_DIRECTIONS FOR THIS TASK_.
Read through the data and count the lines that contain the string "себе"; give only the result.

(Data extracted from a collection)

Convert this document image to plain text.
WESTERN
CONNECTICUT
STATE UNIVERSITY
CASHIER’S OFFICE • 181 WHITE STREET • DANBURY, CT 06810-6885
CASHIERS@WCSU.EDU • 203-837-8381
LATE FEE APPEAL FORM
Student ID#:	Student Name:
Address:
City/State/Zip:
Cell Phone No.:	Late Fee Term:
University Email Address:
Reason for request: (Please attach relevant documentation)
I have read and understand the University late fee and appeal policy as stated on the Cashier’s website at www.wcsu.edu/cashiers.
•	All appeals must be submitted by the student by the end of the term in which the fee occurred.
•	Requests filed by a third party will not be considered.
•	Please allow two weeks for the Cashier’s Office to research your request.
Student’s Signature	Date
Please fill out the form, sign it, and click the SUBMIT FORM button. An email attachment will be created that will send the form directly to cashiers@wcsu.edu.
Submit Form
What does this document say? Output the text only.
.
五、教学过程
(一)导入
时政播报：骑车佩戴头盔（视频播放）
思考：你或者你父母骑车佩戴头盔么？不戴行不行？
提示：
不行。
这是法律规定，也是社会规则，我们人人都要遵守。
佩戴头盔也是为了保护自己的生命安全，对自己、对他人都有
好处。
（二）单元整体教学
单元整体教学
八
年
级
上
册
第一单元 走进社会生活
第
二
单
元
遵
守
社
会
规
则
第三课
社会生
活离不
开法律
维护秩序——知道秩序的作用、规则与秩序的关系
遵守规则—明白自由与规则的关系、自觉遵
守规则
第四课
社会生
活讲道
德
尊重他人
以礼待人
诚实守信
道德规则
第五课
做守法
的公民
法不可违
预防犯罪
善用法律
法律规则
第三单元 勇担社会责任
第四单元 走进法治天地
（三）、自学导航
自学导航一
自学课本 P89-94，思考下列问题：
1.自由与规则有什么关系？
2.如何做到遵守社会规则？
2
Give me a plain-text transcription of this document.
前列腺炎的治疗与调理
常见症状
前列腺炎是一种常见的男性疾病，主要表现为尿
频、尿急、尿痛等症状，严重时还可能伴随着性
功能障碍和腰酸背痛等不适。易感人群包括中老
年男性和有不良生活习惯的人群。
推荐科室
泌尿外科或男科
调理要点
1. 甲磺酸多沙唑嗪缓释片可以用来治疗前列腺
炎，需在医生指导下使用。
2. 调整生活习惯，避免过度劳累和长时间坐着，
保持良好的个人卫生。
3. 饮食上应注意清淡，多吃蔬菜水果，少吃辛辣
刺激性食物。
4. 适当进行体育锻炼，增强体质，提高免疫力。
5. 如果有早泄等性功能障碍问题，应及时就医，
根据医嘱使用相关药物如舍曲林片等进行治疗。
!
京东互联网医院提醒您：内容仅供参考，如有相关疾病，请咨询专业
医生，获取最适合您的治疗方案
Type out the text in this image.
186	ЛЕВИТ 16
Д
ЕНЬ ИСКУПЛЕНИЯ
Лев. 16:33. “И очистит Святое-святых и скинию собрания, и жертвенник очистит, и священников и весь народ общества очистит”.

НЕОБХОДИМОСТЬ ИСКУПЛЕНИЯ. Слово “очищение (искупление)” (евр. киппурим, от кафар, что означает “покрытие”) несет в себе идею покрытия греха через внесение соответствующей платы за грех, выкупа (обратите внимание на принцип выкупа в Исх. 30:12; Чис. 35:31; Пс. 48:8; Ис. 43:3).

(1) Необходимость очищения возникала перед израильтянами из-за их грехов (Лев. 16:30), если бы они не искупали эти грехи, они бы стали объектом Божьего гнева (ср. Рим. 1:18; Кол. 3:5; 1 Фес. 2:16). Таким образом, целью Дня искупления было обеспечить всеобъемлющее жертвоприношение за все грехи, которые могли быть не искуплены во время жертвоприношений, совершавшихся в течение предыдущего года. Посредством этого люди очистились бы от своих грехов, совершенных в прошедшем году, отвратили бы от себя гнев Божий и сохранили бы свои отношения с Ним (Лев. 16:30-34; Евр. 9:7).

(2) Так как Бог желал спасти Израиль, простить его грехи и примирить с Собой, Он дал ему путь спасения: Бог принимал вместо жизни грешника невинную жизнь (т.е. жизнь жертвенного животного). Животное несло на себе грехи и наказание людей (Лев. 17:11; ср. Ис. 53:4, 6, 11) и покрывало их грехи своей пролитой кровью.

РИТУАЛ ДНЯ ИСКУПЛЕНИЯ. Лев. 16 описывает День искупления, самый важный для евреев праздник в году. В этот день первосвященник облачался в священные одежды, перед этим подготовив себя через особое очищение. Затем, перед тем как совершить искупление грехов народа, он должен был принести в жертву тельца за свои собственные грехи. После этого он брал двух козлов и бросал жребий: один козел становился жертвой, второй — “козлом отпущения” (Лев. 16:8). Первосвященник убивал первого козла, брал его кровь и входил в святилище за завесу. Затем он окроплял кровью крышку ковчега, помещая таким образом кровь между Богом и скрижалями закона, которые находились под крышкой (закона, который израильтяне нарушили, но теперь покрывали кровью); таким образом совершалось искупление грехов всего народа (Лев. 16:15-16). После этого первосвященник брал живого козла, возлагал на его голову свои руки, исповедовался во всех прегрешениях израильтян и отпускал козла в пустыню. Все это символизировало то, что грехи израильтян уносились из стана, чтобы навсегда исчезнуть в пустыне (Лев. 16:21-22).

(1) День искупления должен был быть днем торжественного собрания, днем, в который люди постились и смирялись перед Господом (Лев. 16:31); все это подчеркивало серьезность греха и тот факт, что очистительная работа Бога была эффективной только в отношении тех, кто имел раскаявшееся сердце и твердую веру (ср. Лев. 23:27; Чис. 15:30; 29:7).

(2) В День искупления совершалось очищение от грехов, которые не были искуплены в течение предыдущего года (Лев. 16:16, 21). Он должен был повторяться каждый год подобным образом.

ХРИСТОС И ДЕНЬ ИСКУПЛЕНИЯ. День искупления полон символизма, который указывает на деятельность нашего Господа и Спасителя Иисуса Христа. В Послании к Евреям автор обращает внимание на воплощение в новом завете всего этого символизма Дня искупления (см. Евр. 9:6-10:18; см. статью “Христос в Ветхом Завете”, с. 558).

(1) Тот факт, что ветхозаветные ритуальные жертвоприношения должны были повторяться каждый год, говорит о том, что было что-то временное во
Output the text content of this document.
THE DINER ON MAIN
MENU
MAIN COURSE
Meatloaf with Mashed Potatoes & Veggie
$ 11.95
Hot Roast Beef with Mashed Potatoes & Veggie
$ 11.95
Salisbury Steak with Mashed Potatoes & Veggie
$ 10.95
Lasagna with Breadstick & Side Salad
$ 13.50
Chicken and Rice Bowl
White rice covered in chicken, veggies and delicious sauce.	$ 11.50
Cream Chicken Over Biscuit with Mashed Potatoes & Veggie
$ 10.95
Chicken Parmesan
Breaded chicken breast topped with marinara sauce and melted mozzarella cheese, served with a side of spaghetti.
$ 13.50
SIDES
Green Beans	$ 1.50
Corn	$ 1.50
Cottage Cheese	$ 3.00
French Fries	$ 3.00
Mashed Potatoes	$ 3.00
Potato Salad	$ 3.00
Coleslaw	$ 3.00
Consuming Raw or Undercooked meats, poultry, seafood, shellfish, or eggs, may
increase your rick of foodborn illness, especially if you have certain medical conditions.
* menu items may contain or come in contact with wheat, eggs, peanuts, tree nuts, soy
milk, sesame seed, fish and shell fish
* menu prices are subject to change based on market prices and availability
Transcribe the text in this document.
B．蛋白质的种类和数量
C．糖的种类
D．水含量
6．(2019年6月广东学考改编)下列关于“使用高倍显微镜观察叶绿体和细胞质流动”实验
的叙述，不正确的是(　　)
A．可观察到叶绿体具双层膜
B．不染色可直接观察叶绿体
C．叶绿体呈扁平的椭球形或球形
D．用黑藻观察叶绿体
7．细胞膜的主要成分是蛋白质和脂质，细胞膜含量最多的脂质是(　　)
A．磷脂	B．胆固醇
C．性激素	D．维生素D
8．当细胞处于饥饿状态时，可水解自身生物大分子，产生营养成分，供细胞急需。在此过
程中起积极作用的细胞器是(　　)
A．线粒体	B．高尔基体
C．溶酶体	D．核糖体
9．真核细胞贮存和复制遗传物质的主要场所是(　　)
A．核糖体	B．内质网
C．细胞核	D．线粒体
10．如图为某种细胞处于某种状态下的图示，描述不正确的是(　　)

_EXERCISE OUTPUT_.
2